Project Details
Designing nanoparticle-based inhaled antibiotics for the treatment of cystic fibrosis associated biofilms and infections and in vivo studies in a rat model.
Subject Area
Pharmacy
Pneumology, Thoracic Surgery
Pneumology, Thoracic Surgery
Term
from 2014 to 2020
Project identifier
Deutsche Forschungsgemeinschaft (DFG) - Project number 256755002
During the first period, using systematic variations during the formulation process, we developed and optimized different micro- and nanoparticle formulations of polyester polymers in which different antibiotics with antipseudomonal activity were stably and efficiently encapsulated. The particles were extensively characterized regarding their physicochemical characteristics, and storage forms were developed. Using in vitro assays, we were able to demonstrate that non-encapsulated tobramycin exhibits no activity against biofilms of Pseudomonas aeruginosa and Burkholderia cepacia. By contrast, nanoparticle encapsulation restored the activity of tobramycin against these biofilms. The effectiveness of poly(D,L-lactide-co-glycolide)-poly[(D,L-lactide-co-glycolide)-co-polyethylene glycol] (PEG-PLGA)-encapsulated tobramycin against the biofilms was 1000-fold higher compared to that of the free drug or a blend of both components. The effective concentration of the encapsulated tobramycin was even lower than the concentrations measured during the tobramycin i.v. treatment. Moreover, the biofilms of B. cepacia, which is intrinsically resistant to tobramycin, could be efficiently eradicated. Both examples indicate an improved or even restored efficacy of the PEG-PLGA particles in vitro. The proposed project aims to transfer the in vitro results obtained during the first funding period to a rat model (chronic P. aeruginosa lung infection model) to investigate the safety and efficacy of the inhaled nanoparticle-encapsulated tobramycin in vivo. The aims are to (i) clarify the mechanism underlying the improved/restored efficacy of the encapsulated tobramycin, ii) formulate micro- and nanoparticles that are applicable for inhalation and confirm a sufficient pulmonary deposit of the drug, (iii) characterize the safety profile in vivo, and (iv) provide proof-of-concept of the superior efficacy of the inhaled tobramycin-encapsulated formulation compared to that of purely inhaled tobramycin.

INSTRUCTIONS TO FOLLOW:
Quote the stretch of the project description from "Project Details" through "a rat model.".

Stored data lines
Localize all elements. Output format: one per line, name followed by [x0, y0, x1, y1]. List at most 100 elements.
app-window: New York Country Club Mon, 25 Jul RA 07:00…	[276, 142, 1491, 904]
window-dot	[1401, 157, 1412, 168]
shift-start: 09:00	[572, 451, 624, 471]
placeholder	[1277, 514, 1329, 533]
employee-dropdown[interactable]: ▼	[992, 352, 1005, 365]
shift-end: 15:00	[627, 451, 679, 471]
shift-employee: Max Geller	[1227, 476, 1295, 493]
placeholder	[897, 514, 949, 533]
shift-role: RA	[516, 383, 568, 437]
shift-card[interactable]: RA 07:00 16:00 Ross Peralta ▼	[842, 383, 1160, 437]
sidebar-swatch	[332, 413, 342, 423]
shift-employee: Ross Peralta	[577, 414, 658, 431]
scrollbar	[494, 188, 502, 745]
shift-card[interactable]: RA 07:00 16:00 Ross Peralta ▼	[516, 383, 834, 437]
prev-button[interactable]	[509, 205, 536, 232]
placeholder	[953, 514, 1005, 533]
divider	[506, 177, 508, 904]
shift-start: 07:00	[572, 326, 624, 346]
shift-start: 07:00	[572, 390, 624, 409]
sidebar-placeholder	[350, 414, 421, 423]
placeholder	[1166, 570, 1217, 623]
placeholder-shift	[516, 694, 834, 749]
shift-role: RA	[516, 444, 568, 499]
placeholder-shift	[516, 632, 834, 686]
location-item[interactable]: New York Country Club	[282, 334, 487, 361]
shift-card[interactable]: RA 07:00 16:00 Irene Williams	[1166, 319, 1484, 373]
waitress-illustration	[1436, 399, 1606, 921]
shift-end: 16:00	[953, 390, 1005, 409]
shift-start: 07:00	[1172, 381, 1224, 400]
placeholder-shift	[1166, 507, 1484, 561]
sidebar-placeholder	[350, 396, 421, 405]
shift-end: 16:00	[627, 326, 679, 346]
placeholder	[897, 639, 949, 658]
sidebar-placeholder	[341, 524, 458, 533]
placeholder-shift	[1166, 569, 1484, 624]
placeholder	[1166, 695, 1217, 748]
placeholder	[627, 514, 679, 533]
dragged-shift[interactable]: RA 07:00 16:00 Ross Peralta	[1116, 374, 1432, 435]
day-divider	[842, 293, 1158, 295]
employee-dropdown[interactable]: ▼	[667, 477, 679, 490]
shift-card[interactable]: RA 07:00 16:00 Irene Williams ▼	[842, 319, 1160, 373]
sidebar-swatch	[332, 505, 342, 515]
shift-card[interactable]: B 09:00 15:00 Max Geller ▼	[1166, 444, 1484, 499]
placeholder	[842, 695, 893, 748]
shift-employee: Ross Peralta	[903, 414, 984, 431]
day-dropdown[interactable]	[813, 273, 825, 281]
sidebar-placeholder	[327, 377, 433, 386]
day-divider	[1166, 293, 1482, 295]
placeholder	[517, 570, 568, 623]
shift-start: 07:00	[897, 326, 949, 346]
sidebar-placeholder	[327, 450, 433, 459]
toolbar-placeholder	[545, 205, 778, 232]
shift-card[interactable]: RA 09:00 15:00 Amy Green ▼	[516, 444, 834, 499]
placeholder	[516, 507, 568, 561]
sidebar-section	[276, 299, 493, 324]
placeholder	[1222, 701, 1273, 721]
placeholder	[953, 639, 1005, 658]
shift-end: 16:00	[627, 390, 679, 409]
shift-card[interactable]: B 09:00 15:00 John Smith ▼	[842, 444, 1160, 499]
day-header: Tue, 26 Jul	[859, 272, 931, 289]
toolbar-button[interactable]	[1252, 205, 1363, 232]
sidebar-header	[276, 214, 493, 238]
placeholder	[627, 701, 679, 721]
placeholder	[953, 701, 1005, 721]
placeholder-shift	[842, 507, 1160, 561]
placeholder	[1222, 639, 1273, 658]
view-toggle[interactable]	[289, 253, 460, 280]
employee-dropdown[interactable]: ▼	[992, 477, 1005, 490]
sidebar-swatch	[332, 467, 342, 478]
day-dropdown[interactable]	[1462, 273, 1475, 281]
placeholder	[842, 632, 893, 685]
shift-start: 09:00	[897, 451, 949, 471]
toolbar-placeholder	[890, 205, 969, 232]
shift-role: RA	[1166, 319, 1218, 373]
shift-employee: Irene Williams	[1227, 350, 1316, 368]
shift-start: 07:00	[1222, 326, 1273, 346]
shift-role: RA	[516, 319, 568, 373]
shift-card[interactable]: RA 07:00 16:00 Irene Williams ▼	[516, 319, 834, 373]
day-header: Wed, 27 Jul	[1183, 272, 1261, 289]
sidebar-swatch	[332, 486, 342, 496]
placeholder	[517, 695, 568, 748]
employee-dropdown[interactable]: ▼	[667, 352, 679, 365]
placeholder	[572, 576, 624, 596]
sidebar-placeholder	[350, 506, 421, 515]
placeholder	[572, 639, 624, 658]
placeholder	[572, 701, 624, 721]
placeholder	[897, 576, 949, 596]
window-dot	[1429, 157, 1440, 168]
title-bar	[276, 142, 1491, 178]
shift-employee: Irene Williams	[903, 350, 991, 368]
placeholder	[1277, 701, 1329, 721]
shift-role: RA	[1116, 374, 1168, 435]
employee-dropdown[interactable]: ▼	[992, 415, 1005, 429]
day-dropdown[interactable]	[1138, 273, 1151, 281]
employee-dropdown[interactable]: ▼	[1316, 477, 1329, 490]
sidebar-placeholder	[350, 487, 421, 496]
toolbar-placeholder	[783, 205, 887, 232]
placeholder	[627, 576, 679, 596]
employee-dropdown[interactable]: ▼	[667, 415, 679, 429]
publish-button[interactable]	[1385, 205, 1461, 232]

SOLUTION BELOW:
Project Details
Designing nanoparticle-based inhaled antibiotics for the treatment of cystic fibrosis associated biofilms and infections and in vivo studies in a rat model.